───── Source extract

Maxwell, who was arrested in July 2020, faces trial in November on charges that
she helped Mr. Epstein recruit, groom and ultimately sexually abuse underage
girls. In one case, an indictment charged, she was involved in sex trafficking
a 14-year-old girl, grooming her to engage in sexual acts with Mr. Epstein and
later paying her. Ms. Maxwell has pleaded not guilty to the charges.
Ms. Giuffre
has said in earlier court filings that Mr. Epstein had offered her several
times to Prince Andrew for sex when she was a teenager.
Ms.
Giuffre’s lawsuit against Prince Andrew includes a photograph of him with his
arm around her waist, with Ms. Maxwell smiling in the background. Ms. Giuffre’s
lawsuit said the photo was taken at Ms. Maxwell's home before Prince Andrew
sexually abused her.
Other
lawyers for Prince Andrew indicated last week in a letter to Ms. Giuffre’s
lawyers that the prince would challenge the lawsuit on the grounds that Ms.
Giuffre’s lawyers had not properly served him with the complaint, a routine
step giving a defendant formal notice that he has been sued.
“We are not
instructed to appear in the claim brought by Ms. Giuffre in the Southern District
of New York and we are not instructed to accept service of that claim on behalf
of the Duke,” the lawyers, with the firm Blackfords, wrote.

──────────

List of tasks
a) Quote the news excerpt word for word, starting at "Giuffre’s lawyers had" and ending at "firm Blackfords, wrote.".
b) According to the news excerpt, when was Maxwell arrested?

───── Records provided

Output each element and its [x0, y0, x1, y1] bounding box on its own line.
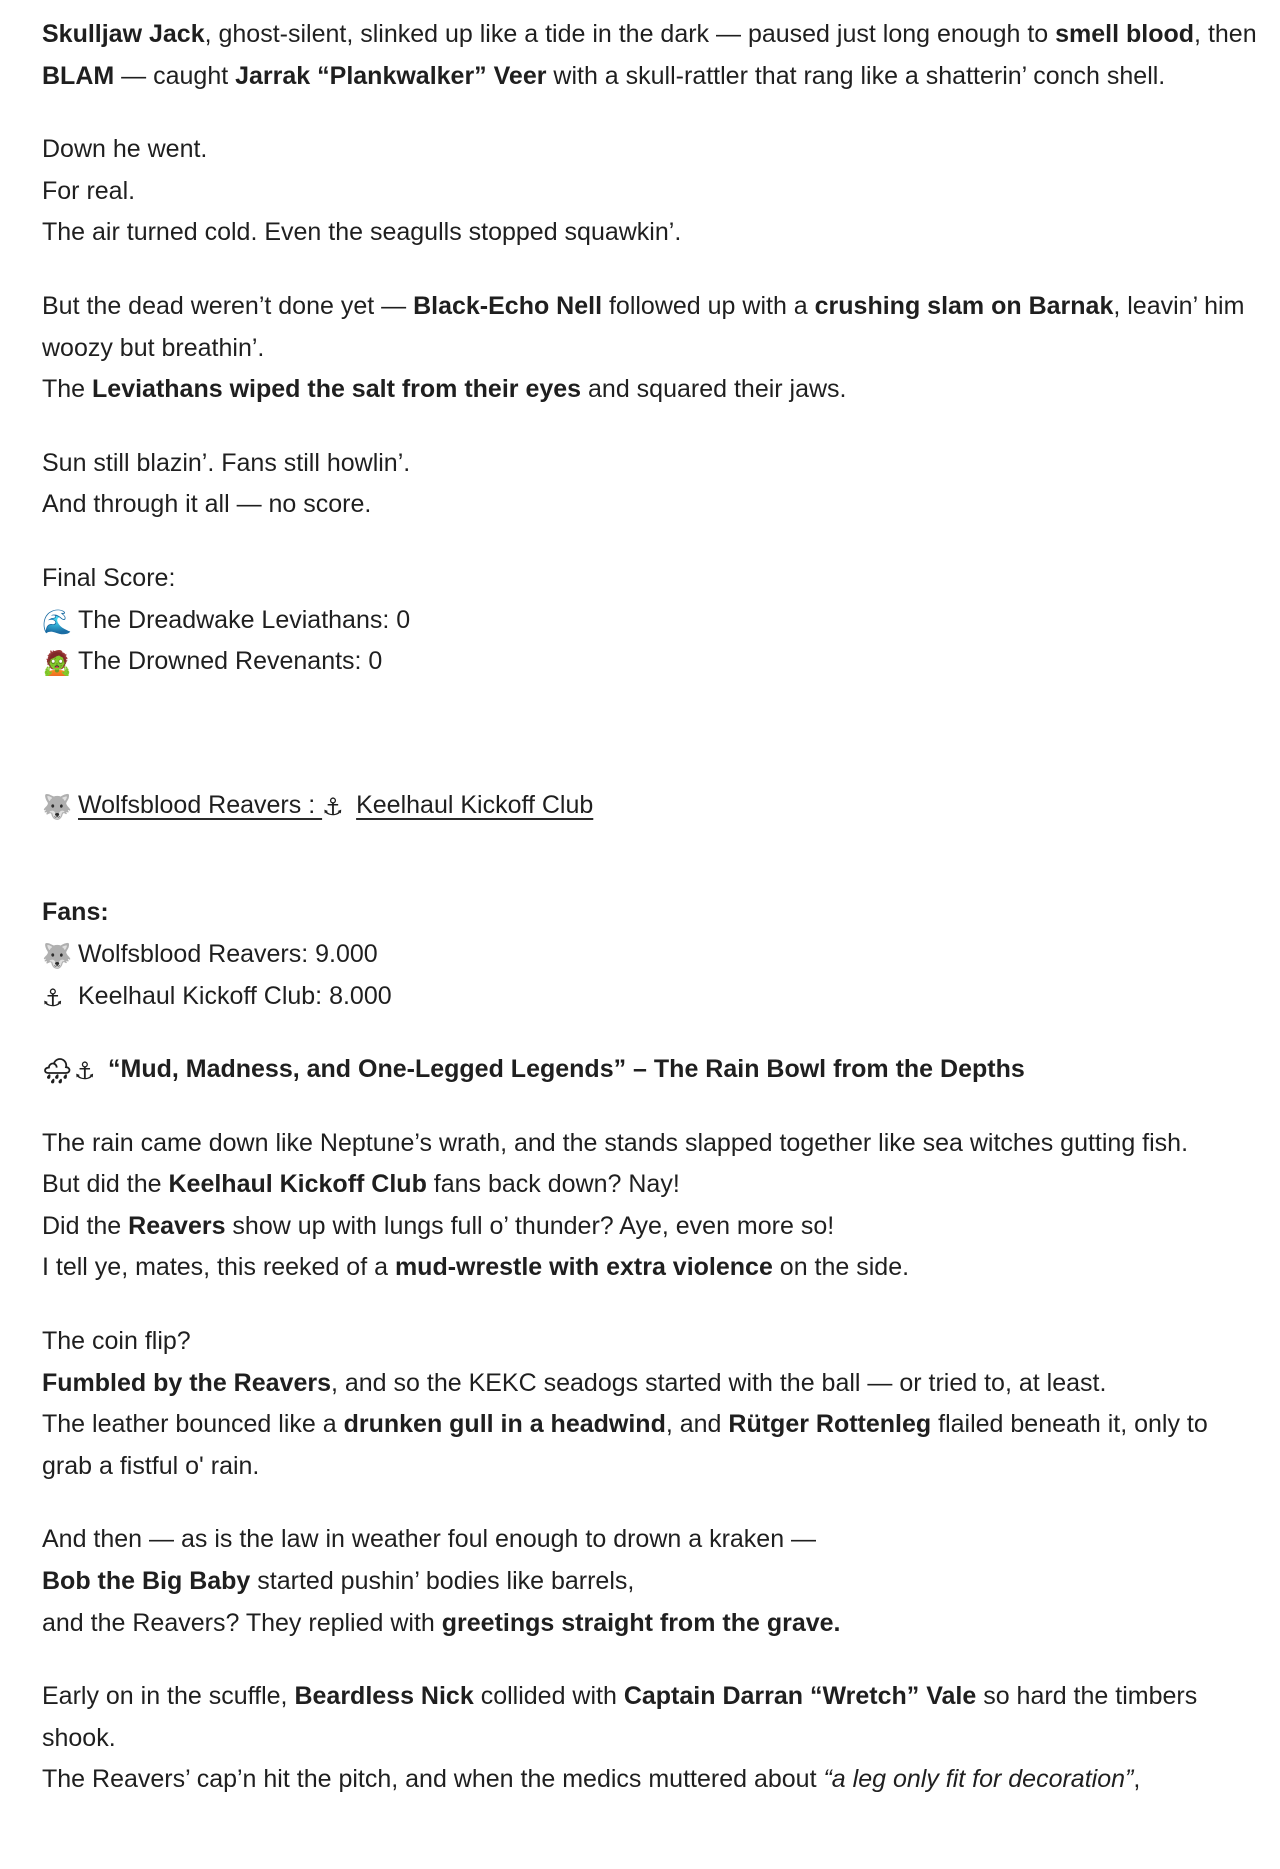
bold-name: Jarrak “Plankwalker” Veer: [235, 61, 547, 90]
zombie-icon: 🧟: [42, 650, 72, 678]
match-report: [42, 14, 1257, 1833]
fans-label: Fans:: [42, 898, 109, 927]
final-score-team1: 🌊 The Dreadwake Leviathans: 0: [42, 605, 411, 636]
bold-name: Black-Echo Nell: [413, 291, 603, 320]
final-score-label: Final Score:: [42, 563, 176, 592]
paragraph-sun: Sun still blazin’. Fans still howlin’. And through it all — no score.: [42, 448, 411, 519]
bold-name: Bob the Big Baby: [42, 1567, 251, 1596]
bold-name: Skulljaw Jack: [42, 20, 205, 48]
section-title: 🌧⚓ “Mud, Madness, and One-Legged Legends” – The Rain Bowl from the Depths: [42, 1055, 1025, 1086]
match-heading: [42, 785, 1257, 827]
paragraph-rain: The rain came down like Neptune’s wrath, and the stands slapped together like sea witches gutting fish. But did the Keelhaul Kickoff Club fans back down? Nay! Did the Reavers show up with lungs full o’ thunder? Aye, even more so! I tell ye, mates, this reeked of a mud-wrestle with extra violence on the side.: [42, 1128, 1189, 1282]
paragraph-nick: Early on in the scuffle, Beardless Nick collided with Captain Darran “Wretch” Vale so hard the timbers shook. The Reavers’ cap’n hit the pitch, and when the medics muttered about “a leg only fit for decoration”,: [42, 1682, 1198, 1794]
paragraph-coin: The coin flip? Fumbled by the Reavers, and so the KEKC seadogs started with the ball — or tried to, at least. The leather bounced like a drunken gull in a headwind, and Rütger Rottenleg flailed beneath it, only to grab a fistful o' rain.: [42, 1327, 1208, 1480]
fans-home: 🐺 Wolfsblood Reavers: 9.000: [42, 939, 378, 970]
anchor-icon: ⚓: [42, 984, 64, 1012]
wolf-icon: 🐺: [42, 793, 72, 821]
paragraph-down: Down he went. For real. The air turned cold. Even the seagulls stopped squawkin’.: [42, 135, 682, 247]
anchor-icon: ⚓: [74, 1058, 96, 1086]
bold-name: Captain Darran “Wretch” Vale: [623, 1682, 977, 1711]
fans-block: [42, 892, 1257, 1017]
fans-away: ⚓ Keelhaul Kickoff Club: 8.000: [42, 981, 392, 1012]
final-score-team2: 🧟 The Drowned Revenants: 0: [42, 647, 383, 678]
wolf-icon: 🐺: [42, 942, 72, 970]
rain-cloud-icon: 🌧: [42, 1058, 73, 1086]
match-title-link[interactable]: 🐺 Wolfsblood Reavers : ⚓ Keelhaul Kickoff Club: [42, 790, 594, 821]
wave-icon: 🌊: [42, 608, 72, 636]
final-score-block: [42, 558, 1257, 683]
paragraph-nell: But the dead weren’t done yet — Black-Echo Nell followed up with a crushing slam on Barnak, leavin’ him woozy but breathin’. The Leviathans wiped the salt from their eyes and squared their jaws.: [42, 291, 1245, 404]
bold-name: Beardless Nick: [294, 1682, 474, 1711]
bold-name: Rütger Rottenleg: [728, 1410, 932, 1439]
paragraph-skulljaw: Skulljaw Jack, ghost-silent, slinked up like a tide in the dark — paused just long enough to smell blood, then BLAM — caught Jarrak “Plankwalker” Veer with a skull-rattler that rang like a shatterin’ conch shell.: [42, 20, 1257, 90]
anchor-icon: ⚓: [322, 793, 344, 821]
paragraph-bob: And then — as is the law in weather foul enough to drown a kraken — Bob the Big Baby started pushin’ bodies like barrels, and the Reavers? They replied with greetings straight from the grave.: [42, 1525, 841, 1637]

──────────

Replies
a)
Giuffre’s lawyers had not properly served him with the complaint, a routine
step giving a defendant formal notice that he has been sued.
“We are not
instructed to appear in the claim brought by Ms. Giuffre in the Southern District
of New York and we are not instructed to accept service of that claim on behalf
of the Duke,” the lawyers, with the firm Blackfords, wrote.

b) July 2020